Task details: Filter the listing below, copying every line in which the word "does" appears.

Data entries:
★ ★ ★ ★
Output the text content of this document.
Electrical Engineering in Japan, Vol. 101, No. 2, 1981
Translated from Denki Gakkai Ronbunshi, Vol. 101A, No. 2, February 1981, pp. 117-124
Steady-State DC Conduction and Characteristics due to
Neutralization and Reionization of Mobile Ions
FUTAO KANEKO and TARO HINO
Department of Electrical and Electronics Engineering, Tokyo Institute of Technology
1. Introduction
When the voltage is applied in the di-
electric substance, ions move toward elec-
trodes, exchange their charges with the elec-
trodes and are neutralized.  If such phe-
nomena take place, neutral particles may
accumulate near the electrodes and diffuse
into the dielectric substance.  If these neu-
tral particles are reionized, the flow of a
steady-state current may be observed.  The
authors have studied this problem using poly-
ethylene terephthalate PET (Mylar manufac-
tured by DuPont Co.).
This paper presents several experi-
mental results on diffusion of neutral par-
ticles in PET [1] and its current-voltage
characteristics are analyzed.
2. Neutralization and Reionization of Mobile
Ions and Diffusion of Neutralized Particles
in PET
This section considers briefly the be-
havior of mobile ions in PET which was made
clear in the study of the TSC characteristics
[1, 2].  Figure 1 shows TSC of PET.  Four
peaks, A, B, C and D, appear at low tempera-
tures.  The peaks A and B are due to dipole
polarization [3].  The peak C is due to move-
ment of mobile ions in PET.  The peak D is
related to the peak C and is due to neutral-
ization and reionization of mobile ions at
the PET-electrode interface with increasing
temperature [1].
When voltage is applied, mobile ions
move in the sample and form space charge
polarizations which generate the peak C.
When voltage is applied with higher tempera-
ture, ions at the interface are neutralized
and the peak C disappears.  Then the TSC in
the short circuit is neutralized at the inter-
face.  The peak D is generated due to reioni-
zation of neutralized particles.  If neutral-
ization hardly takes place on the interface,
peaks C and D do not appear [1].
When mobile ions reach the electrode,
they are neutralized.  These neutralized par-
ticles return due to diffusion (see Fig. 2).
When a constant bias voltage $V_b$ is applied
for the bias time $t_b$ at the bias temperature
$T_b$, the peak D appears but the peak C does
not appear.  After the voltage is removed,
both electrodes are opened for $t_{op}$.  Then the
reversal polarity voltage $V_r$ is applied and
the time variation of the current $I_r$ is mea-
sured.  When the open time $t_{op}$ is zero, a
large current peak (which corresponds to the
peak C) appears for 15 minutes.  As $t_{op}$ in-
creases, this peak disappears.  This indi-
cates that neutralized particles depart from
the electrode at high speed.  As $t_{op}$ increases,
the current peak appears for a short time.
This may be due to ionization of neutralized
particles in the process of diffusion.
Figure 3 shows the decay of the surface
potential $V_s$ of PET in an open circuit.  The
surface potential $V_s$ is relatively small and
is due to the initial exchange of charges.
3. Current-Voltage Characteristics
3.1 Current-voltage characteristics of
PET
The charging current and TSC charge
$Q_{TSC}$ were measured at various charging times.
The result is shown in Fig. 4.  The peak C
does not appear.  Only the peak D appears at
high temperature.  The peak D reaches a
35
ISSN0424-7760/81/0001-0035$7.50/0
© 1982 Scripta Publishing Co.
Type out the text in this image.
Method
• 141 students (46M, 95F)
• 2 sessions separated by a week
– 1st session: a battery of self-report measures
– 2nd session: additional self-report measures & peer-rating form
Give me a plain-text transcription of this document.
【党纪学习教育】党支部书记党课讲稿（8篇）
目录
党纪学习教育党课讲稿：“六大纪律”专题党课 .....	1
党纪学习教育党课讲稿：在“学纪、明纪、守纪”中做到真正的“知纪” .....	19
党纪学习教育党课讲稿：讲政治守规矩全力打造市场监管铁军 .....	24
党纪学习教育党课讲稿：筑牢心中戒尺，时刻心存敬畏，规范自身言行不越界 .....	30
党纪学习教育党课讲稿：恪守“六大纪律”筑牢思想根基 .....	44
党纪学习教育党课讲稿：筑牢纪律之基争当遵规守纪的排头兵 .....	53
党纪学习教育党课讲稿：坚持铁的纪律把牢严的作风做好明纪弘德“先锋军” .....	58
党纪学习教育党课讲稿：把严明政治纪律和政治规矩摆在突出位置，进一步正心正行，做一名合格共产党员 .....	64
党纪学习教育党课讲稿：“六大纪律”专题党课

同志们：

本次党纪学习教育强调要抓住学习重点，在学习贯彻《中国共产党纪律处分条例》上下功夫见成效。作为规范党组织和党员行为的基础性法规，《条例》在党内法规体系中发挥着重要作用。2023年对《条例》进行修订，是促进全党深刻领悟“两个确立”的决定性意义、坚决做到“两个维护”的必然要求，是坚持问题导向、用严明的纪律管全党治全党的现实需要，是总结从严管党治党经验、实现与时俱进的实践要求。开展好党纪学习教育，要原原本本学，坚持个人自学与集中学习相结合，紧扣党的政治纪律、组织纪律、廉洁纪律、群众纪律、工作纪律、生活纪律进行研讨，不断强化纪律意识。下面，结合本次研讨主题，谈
★ ★ ★ ★
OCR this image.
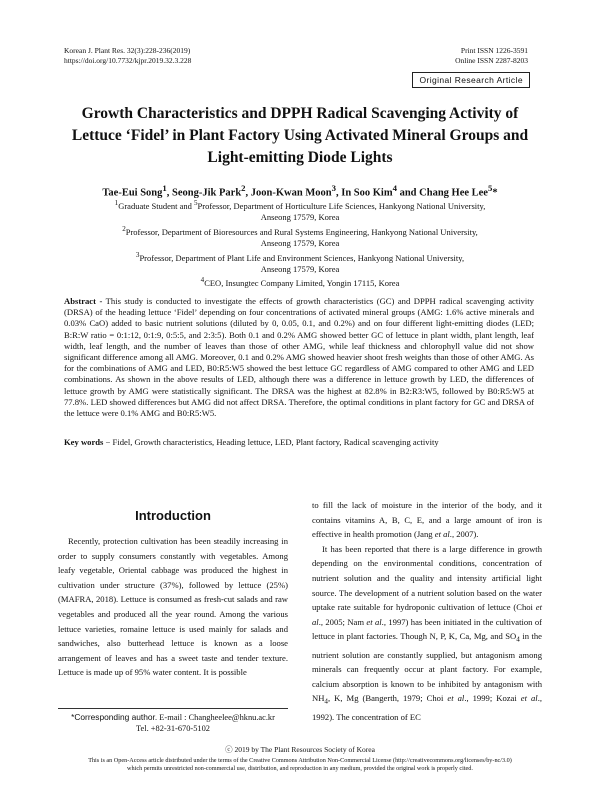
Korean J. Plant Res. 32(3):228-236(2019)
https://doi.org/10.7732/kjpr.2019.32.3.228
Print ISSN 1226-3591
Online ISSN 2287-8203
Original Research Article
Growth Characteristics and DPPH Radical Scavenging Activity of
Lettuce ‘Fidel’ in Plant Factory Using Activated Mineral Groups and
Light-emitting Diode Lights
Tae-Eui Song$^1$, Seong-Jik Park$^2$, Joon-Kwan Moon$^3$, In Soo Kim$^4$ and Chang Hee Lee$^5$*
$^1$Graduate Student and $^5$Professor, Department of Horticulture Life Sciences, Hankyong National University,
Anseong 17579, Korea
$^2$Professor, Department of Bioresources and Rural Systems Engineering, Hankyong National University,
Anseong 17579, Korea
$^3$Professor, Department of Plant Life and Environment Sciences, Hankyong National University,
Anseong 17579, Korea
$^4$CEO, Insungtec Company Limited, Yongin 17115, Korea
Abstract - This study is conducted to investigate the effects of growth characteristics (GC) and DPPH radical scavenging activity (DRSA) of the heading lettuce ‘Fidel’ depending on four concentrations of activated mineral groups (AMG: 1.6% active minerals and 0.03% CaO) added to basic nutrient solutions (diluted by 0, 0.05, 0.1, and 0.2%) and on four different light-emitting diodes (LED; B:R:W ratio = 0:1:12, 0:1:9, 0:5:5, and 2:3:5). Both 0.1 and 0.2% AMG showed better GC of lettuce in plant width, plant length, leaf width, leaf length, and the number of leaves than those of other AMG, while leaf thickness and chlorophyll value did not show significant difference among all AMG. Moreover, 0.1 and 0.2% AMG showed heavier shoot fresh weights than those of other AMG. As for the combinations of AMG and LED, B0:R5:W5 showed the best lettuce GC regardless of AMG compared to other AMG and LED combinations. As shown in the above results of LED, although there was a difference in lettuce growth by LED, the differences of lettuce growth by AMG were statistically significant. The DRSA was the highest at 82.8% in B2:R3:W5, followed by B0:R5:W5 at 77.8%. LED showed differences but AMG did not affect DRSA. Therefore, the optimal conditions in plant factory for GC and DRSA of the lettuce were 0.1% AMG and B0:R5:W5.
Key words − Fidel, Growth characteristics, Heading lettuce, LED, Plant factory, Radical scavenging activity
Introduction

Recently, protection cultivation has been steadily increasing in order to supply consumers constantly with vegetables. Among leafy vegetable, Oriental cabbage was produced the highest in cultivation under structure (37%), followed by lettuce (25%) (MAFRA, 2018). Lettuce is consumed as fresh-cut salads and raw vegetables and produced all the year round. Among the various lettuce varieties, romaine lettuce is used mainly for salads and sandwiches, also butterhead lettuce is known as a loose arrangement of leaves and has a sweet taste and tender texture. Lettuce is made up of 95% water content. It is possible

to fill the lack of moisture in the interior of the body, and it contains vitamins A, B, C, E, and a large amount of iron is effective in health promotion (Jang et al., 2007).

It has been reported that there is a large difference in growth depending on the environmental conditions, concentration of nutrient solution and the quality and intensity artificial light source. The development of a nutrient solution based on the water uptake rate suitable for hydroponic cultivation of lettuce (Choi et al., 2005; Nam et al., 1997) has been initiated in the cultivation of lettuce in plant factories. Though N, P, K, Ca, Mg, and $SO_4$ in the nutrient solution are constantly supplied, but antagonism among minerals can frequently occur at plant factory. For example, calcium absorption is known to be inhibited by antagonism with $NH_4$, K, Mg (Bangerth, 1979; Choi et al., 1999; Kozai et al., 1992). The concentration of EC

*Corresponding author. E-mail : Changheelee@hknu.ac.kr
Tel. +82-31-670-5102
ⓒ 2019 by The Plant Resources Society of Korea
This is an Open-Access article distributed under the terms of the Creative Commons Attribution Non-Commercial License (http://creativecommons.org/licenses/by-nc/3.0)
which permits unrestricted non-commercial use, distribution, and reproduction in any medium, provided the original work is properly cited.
★ ★ ★ ★
Solved exercise:
$T_b$, the peak D appears but the peak C does
does not appear.  Only the peak D appears at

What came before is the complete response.